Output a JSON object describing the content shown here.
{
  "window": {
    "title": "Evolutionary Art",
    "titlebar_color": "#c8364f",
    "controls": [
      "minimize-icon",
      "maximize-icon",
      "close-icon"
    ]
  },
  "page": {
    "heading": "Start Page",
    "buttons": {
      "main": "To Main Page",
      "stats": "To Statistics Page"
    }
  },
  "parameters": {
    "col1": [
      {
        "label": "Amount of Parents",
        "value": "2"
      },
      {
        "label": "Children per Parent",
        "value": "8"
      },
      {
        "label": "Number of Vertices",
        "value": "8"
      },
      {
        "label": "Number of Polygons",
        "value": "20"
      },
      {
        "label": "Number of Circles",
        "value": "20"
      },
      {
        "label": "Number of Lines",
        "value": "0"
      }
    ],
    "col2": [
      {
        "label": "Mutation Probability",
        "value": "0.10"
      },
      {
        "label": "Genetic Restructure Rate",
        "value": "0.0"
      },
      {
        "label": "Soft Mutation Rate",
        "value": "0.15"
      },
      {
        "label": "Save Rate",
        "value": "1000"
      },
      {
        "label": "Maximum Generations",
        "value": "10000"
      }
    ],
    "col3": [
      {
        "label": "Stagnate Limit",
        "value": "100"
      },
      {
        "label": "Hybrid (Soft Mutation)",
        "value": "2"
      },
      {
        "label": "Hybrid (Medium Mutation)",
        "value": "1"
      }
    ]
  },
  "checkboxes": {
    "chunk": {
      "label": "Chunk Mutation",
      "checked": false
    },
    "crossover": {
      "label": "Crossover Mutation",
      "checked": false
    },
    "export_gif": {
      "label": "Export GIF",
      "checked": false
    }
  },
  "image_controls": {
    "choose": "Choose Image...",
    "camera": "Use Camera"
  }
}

#####

What to work on -> Using the listing above, pull out all lines that hold the word "Rate".

Result below ->
        "label": "Genetic Restructure Rate",
        "label": "Soft Mutation Rate",
        "label": "Save Rate",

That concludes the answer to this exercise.